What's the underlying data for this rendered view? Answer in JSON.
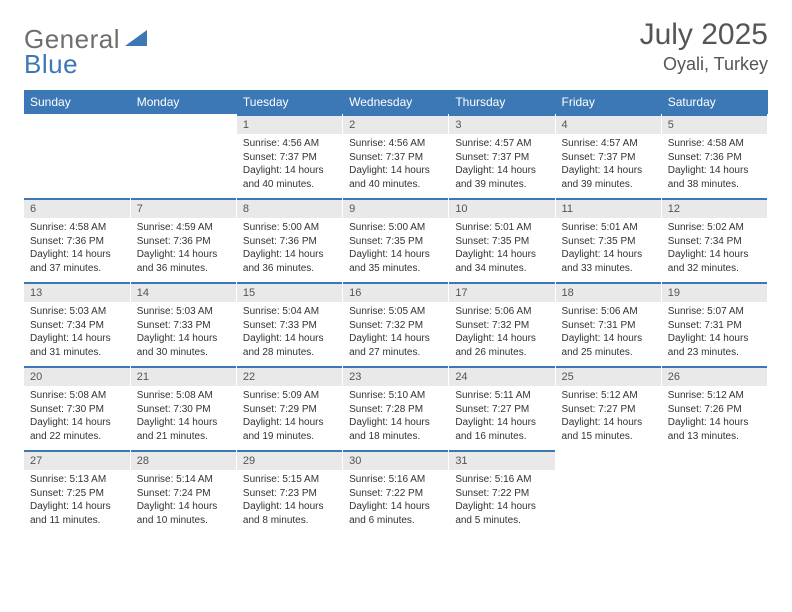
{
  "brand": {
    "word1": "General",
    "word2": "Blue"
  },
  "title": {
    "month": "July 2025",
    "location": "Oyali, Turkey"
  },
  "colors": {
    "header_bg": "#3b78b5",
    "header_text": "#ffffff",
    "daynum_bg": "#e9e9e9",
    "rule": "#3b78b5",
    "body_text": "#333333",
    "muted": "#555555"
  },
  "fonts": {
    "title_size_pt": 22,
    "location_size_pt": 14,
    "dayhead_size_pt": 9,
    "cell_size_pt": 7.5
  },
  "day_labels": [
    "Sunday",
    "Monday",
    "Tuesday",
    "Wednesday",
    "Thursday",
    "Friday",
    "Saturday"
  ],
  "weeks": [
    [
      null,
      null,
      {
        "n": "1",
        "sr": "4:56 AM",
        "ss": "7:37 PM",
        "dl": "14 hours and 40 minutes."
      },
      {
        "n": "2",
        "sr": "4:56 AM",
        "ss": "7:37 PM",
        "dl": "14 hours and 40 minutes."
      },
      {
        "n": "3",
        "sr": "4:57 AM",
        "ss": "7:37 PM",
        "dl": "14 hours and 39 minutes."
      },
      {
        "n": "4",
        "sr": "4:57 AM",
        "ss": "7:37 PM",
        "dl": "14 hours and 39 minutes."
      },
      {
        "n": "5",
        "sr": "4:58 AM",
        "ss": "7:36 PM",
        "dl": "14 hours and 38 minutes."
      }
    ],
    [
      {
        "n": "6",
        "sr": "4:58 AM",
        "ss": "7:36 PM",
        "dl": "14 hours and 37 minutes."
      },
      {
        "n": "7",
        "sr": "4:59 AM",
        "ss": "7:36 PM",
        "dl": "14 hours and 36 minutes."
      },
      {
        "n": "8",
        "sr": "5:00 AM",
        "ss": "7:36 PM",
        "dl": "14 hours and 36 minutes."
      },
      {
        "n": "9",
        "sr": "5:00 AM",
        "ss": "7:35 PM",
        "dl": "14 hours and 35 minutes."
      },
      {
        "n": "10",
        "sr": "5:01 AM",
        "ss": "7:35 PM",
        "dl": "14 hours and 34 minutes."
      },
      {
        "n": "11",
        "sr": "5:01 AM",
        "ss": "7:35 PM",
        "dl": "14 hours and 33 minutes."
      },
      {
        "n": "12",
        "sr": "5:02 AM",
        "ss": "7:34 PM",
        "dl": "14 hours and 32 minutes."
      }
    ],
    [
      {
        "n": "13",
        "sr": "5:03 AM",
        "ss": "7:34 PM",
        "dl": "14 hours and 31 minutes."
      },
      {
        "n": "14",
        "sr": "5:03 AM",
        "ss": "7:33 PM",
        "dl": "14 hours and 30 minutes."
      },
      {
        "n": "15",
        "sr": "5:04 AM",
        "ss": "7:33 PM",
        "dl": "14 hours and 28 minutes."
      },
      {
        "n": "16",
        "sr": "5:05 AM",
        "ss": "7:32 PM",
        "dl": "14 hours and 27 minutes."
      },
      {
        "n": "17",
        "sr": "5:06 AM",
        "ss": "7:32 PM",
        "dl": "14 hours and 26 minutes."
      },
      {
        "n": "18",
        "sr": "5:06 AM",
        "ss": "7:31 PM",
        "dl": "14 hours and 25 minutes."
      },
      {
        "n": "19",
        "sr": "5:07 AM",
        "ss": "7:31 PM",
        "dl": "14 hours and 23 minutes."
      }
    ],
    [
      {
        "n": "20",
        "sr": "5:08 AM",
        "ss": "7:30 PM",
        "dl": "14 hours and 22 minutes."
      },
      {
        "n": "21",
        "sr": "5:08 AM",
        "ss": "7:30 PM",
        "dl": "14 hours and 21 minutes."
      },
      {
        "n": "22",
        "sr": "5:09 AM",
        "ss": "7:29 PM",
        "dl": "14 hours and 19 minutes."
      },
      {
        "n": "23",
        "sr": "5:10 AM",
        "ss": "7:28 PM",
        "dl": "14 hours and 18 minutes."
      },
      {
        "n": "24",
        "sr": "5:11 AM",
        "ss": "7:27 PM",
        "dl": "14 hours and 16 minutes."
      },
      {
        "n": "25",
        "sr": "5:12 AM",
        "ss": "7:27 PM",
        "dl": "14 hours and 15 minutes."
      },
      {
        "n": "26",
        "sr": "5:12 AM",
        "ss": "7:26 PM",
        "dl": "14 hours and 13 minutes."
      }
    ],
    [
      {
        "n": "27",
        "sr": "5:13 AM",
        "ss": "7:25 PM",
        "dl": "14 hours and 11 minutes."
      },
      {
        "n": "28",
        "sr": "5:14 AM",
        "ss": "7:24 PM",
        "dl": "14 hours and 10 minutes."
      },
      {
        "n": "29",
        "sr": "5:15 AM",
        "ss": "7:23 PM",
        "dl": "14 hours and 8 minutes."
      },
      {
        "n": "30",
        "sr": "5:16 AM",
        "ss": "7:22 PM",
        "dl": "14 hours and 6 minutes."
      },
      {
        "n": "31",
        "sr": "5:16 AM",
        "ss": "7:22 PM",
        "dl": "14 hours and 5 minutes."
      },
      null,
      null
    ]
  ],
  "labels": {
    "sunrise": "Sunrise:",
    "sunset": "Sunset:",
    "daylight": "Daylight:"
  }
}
════════════════════
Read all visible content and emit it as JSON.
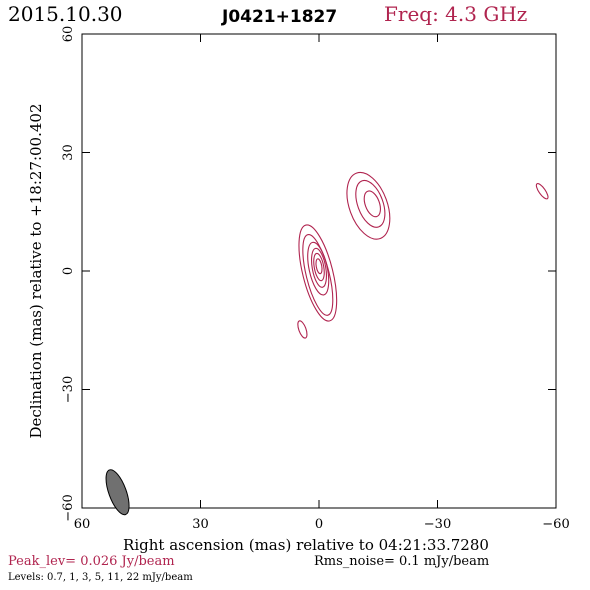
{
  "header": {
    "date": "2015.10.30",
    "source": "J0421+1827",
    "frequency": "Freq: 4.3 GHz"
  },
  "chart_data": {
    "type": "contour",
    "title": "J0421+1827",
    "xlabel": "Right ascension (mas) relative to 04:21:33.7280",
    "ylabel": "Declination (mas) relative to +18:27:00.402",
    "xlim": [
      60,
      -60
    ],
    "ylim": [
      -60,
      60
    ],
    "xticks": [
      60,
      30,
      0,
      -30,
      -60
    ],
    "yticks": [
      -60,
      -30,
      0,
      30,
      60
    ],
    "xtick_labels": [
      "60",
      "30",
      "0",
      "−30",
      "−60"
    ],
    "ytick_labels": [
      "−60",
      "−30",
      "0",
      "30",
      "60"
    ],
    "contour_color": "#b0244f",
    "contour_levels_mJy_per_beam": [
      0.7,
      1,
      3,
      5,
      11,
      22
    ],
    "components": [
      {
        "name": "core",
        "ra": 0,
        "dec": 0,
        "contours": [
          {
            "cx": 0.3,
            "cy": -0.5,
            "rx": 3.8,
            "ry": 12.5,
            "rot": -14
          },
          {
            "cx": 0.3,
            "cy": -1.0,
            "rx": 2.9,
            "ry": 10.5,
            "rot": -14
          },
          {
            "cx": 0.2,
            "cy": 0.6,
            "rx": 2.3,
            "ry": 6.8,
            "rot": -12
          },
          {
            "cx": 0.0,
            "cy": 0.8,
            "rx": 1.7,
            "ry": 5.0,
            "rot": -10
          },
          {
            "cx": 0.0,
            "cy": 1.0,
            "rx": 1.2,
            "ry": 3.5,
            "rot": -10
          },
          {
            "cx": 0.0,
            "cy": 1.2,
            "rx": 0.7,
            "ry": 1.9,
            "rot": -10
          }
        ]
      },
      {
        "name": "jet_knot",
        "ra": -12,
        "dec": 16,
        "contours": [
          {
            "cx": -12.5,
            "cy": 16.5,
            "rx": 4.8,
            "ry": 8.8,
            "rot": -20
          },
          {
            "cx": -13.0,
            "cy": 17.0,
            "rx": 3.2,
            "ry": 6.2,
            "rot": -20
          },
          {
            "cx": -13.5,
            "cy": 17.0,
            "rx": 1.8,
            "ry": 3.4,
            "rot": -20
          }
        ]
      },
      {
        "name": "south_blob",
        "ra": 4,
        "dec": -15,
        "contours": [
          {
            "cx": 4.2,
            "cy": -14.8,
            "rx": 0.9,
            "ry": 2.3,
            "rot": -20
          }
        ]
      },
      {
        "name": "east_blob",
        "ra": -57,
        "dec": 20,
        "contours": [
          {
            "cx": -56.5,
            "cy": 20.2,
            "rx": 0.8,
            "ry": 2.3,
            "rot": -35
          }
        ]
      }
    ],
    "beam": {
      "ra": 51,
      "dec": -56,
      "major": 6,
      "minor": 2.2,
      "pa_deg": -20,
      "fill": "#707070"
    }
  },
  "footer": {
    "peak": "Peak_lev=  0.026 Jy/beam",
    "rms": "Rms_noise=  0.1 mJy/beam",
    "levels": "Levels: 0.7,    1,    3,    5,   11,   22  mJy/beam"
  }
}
════════════════════
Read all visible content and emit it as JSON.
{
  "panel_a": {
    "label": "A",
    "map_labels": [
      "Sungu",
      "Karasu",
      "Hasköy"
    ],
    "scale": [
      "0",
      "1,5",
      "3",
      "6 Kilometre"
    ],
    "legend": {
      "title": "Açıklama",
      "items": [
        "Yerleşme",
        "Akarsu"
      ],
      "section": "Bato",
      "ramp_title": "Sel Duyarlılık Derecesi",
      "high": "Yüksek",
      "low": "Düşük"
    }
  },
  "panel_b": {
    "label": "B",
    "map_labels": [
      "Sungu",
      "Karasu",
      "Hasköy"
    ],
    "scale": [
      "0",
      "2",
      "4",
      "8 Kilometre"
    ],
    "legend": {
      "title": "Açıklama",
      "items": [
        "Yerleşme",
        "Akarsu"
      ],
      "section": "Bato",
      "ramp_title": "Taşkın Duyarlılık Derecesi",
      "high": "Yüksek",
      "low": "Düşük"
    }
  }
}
════════════════════
▸ **What you should do**
Pull out and copy each line containing the string "relative".

▸ **Correct output**
    "xlabel": "Right ascension (mas) relative to 04:21:33.7280",
    "ylabel": "Declination (mas) relative to +18:27:00.402",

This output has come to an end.